• **DATA**
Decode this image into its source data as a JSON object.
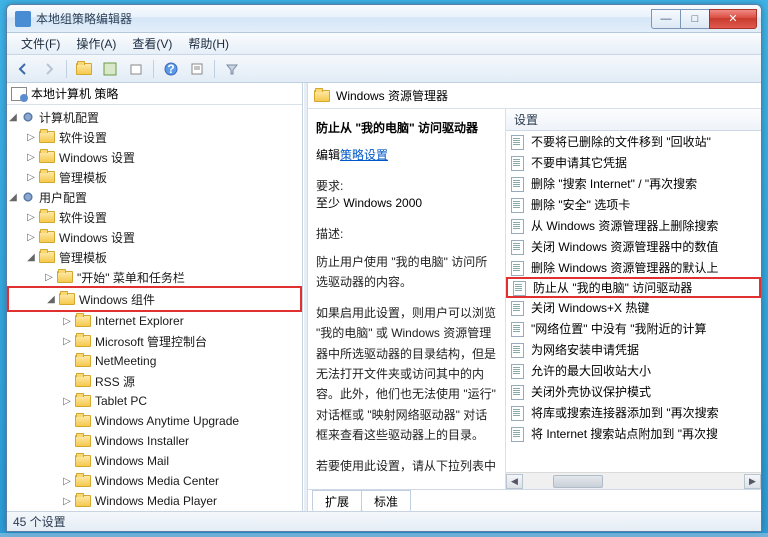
{
  "window": {
    "title": "本地组策略编辑器",
    "min": "—",
    "max": "□",
    "close": "✕"
  },
  "menu": {
    "file": "文件(F)",
    "action": "操作(A)",
    "view": "查看(V)",
    "help": "帮助(H)"
  },
  "tree": {
    "root": "本地计算机 策略",
    "computer_config": "计算机配置",
    "user_config": "用户配置",
    "software_settings": "软件设置",
    "windows_settings": "Windows 设置",
    "admin_templates": "管理模板",
    "start_taskbar": "\"开始\" 菜单和任务栏",
    "windows_components": "Windows 组件",
    "ie": "Internet Explorer",
    "ms_console": "Microsoft 管理控制台",
    "netmeeting": "NetMeeting",
    "rss": "RSS 源",
    "tabletpc": "Tablet PC",
    "anytime": "Windows Anytime Upgrade",
    "installer": "Windows Installer",
    "mail": "Windows Mail",
    "mediacenter": "Windows Media Center",
    "mediaplayer": "Windows Media Player"
  },
  "right": {
    "header": "Windows 资源管理器",
    "desc_title": "防止从 \"我的电脑\" 访问驱动器",
    "edit_label": "编辑",
    "edit_link": "策略设置",
    "req_label": "要求:",
    "req_value": "至少 Windows 2000",
    "desc_label": "描述:",
    "desc_body1": "防止用户使用 \"我的电脑\" 访问所选驱动器的内容。",
    "desc_body2": "如果启用此设置，则用户可以浏览 \"我的电脑\" 或 Windows 资源管理器中所选驱动器的目录结构，但是无法打开文件夹或访问其中的内容。此外，他们也无法使用 \"运行\" 对话框或 \"映射网络驱动器\" 对话框来查看这些驱动器上的目录。",
    "desc_body3": "若要使用此设置，请从下拉列表中",
    "list_header": "设置",
    "tab_extended": "扩展",
    "tab_standard": "标准",
    "items": [
      "不要将已删除的文件移到 \"回收站\"",
      "不要申请其它凭据",
      "删除 \"搜索 Internet\" / \"再次搜索",
      "删除 \"安全\" 选项卡",
      "从 Windows 资源管理器上删除搜索",
      "关闭 Windows 资源管理器中的数值",
      "删除 Windows 资源管理器的默认上",
      "防止从 \"我的电脑\" 访问驱动器",
      "关闭 Windows+X 热键",
      "\"网络位置\" 中没有 \"我附近的计算",
      "为网络安装申请凭据",
      "允许的最大回收站大小",
      "关闭外壳协议保护模式",
      "将库或搜索连接器添加到 \"再次搜索",
      "将 Internet 搜索站点附加到 \"再次搜"
    ]
  },
  "status": "45 个设置"
}
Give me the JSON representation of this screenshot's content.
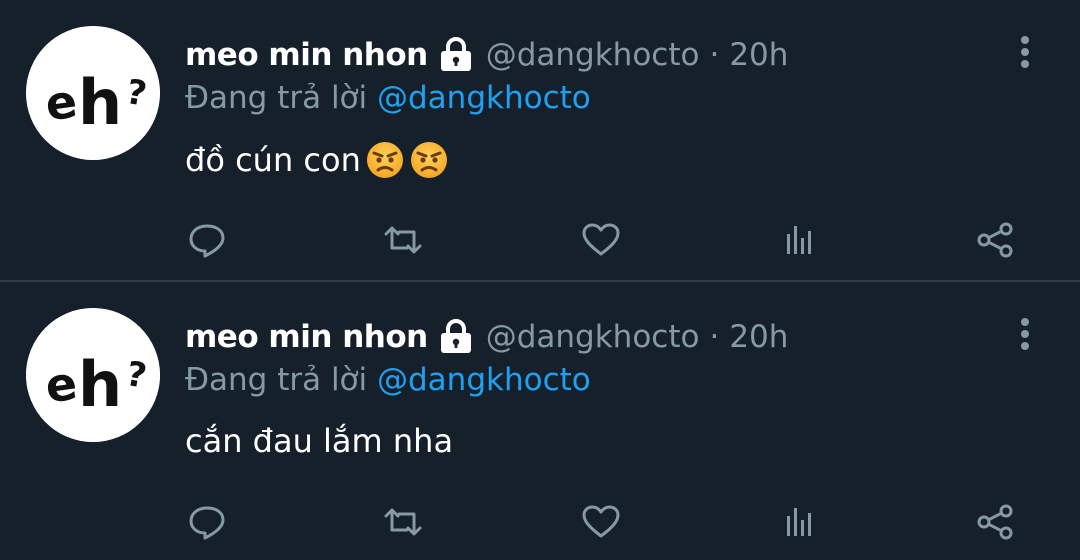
{
  "tweets": [
    {
      "name": "meo min nhon",
      "handle": "@dangkhocto",
      "separator": "·",
      "time": "20h",
      "reply_prefix": "Đang trả lời",
      "reply_to": "@dangkhocto",
      "text": "đồ cún con",
      "emojis": [
        "angry-face",
        "angry-face"
      ],
      "avatar_text": "eh?"
    },
    {
      "name": "meo min nhon",
      "handle": "@dangkhocto",
      "separator": "·",
      "time": "20h",
      "reply_prefix": "Đang trả lời",
      "reply_to": "@dangkhocto",
      "text": "cắn đau lắm nha",
      "emojis": [],
      "avatar_text": "eh?"
    }
  ],
  "icons": {
    "lock": "lock-icon",
    "more": "more-vertical-icon",
    "reply": "reply-icon",
    "retweet": "retweet-icon",
    "like": "heart-icon",
    "analytics": "analytics-icon",
    "share": "share-icon"
  },
  "colors": {
    "background": "#15202b",
    "secondary_text": "#8899a6",
    "link": "#1da1f2",
    "divider": "#2f3b47"
  }
}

• **TASK GOAL**
Transcribe the listing in full and omit the pictures.

• **OUTPUT OF THE EXERCISE**
Decode this image into its source data as a JSON object.
{
  "window": {
    "title": "本地组策略编辑器",
    "min": "—",
    "max": "□",
    "close": "✕"
  },
  "menu": {
    "file": "文件(F)",
    "action": "操作(A)",
    "view": "查看(V)",
    "help": "帮助(H)"
  },
  "tree": {
    "root": "本地计算机 策略",
    "computer_config": "计算机配置",
    "user_config": "用户配置",
    "software_settings": "软件设置",
    "windows_settings": "Windows 设置",
    "admin_templates": "管理模板",
    "start_taskbar": "\"开始\" 菜单和任务栏",
    "windows_components": "Windows 组件",
    "ie": "Internet Explorer",
    "ms_console": "Microsoft 管理控制台",
    "netmeeting": "NetMeeting",
    "rss": "RSS 源",
    "tabletpc": "Tablet PC",
    "anytime": "Windows Anytime Upgrade",
    "installer": "Windows Installer",
    "mail": "Windows Mail",
    "mediacenter": "Windows Media Center",
    "mediaplayer": "Windows Media Player"
  },
  "right": {
    "header": "Windows 资源管理器",
    "desc_title": "防止从 \"我的电脑\" 访问驱动器",
    "edit_label": "编辑",
    "edit_link": "策略设置",
    "req_label": "要求:",
    "req_value": "至少 Windows 2000",
    "desc_label": "描述:",
    "desc_body1": "防止用户使用 \"我的电脑\" 访问所选驱动器的内容。",
    "desc_body2": "如果启用此设置，则用户可以浏览 \"我的电脑\" 或 Windows 资源管理器中所选驱动器的目录结构，但是无法打开文件夹或访问其中的内容。此外，他们也无法使用 \"运行\" 对话框或 \"映射网络驱动器\" 对话框来查看这些驱动器上的目录。",
    "desc_body3": "若要使用此设置，请从下拉列表中",
    "list_header": "设置",
    "tab_extended": "扩展",
    "tab_standard": "标准",
    "items": [
      "不要将已删除的文件移到 \"回收站\"",
      "不要申请其它凭据",
      "删除 \"搜索 Internet\" / \"再次搜索",
      "删除 \"安全\" 选项卡",
      "从 Windows 资源管理器上删除搜索",
      "关闭 Windows 资源管理器中的数值",
      "删除 Windows 资源管理器的默认上",
      "防止从 \"我的电脑\" 访问驱动器",
      "关闭 Windows+X 热键",
      "\"网络位置\" 中没有 \"我附近的计算",
      "为网络安装申请凭据",
      "允许的最大回收站大小",
      "关闭外壳协议保护模式",
      "将库或搜索连接器添加到 \"再次搜索",
      "将 Internet 搜索站点附加到 \"再次搜"
    ]
  },
  "status": "45 个设置"
}
Give me the JSON representation of this screenshot's content.
{
  "tweets": [
    {
      "name": "meo min nhon",
      "handle": "@dangkhocto",
      "separator": "·",
      "time": "20h",
      "reply_prefix": "Đang trả lời",
      "reply_to": "@dangkhocto",
      "text": "đồ cún con",
      "emojis": [
        "angry-face",
        "angry-face"
      ],
      "avatar_text": "eh?"
    },
    {
      "name": "meo min nhon",
      "handle": "@dangkhocto",
      "separator": "·",
      "time": "20h",
      "reply_prefix": "Đang trả lời",
      "reply_to": "@dangkhocto",
      "text": "cắn đau lắm nha",
      "emojis": [],
      "avatar_text": "eh?"
    }
  ],
  "icons": {
    "lock": "lock-icon",
    "more": "more-vertical-icon",
    "reply": "reply-icon",
    "retweet": "retweet-icon",
    "like": "heart-icon",
    "analytics": "analytics-icon",
    "share": "share-icon"
  },
  "colors": {
    "background": "#15202b",
    "secondary_text": "#8899a6",
    "link": "#1da1f2",
    "divider": "#2f3b47"
  }
}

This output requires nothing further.